## Task brief
Gather the lines below that include the string "Heißluftpistole", copying each in full.
-- Start Raw records --
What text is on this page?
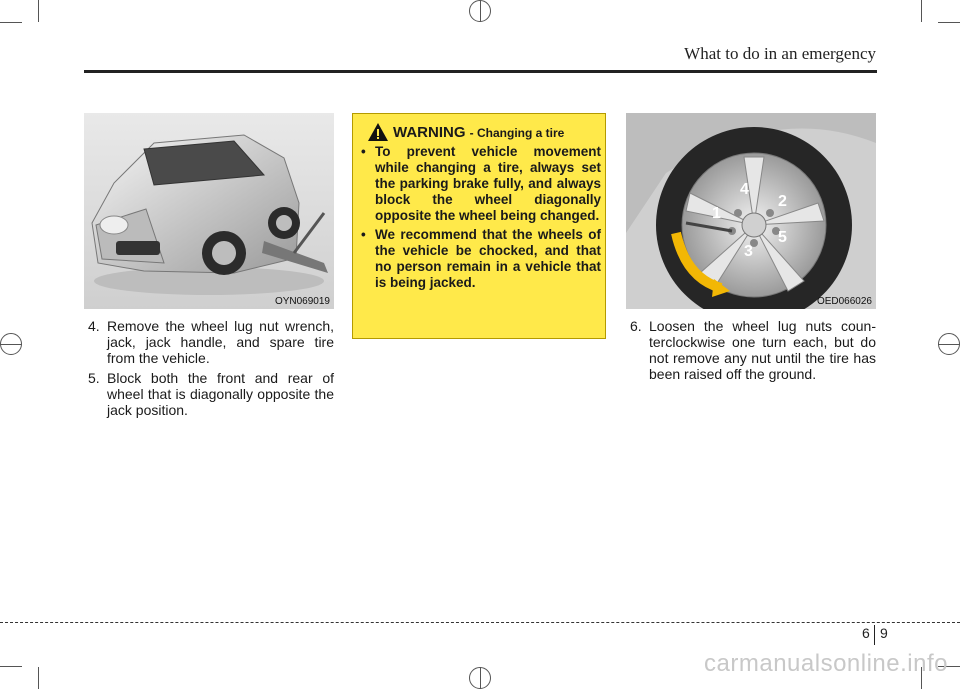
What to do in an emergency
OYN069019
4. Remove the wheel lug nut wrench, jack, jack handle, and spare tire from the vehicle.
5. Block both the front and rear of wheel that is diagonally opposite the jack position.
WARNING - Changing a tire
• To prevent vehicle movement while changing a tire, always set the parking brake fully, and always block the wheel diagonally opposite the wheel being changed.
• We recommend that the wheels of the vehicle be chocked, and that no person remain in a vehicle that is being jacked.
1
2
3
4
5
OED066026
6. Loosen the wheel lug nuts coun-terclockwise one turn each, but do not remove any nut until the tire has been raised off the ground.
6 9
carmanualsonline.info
-- End Raw records --
-- Start Raw records --
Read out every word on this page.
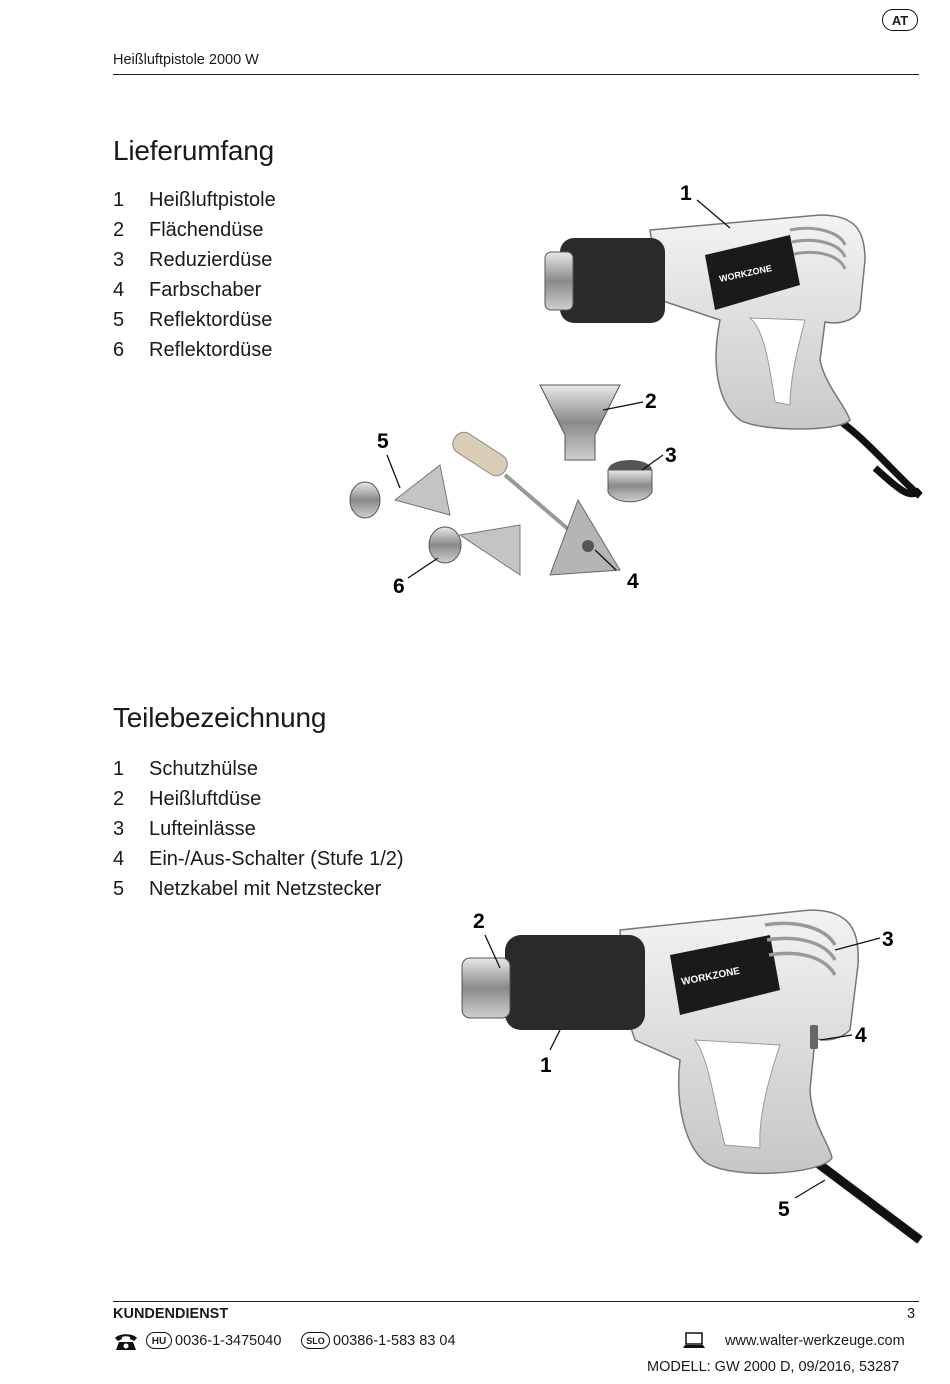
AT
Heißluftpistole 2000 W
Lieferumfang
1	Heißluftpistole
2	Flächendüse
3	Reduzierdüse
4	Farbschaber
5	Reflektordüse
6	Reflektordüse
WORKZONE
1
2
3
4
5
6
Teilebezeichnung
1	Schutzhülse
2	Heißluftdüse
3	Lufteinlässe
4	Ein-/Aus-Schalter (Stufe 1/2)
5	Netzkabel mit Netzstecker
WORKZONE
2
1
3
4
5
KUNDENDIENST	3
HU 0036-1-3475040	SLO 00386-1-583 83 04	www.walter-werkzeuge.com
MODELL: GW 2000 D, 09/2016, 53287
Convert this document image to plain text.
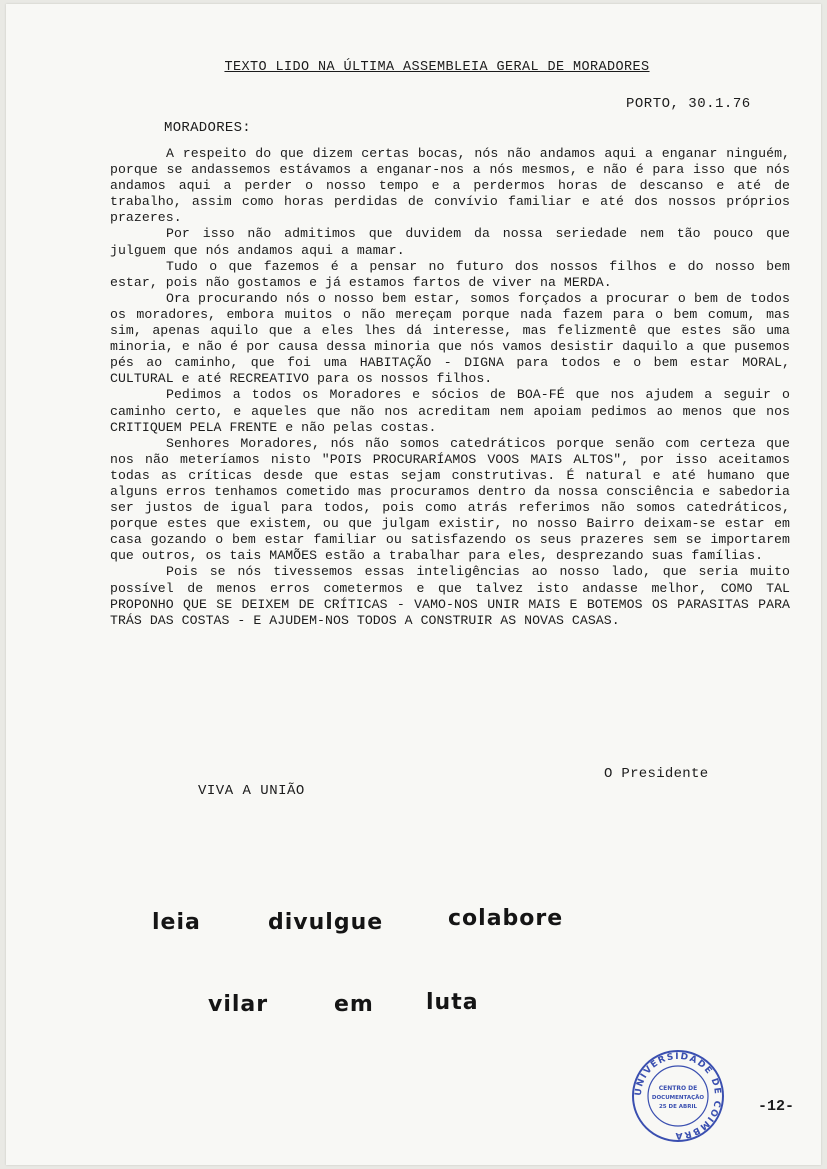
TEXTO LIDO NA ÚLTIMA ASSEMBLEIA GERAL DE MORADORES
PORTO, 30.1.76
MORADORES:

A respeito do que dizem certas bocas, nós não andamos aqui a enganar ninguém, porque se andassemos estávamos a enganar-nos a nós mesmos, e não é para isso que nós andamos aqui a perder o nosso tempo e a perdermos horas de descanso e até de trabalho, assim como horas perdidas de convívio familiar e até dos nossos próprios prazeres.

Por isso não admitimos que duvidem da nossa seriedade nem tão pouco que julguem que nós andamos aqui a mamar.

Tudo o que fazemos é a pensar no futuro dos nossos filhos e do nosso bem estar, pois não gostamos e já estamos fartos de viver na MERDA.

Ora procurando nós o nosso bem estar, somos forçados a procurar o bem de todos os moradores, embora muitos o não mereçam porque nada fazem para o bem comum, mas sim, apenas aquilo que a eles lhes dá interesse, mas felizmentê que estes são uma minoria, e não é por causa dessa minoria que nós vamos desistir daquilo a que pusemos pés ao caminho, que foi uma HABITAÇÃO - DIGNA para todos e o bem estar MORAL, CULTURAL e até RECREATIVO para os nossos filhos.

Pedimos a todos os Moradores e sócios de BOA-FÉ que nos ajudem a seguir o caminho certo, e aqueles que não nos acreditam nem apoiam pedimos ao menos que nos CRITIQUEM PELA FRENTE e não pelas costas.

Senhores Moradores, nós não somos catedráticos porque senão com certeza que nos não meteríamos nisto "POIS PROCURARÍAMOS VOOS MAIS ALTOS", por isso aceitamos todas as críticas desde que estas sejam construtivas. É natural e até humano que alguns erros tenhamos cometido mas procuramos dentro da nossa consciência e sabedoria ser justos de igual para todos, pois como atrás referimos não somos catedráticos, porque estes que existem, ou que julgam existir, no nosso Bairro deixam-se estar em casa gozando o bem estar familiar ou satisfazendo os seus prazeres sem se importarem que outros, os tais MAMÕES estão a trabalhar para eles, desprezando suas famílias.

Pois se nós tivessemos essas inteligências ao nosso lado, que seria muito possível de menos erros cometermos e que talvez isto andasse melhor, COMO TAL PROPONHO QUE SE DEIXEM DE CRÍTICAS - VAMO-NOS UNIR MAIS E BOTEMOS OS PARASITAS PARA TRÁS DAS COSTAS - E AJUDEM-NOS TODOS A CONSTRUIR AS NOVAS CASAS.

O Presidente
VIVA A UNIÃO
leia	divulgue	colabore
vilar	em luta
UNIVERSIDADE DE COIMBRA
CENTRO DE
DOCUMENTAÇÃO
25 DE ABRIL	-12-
-- End Raw records --
## Answer to the exercise
Heißluftpistole 2000 W
1	Heißluftpistole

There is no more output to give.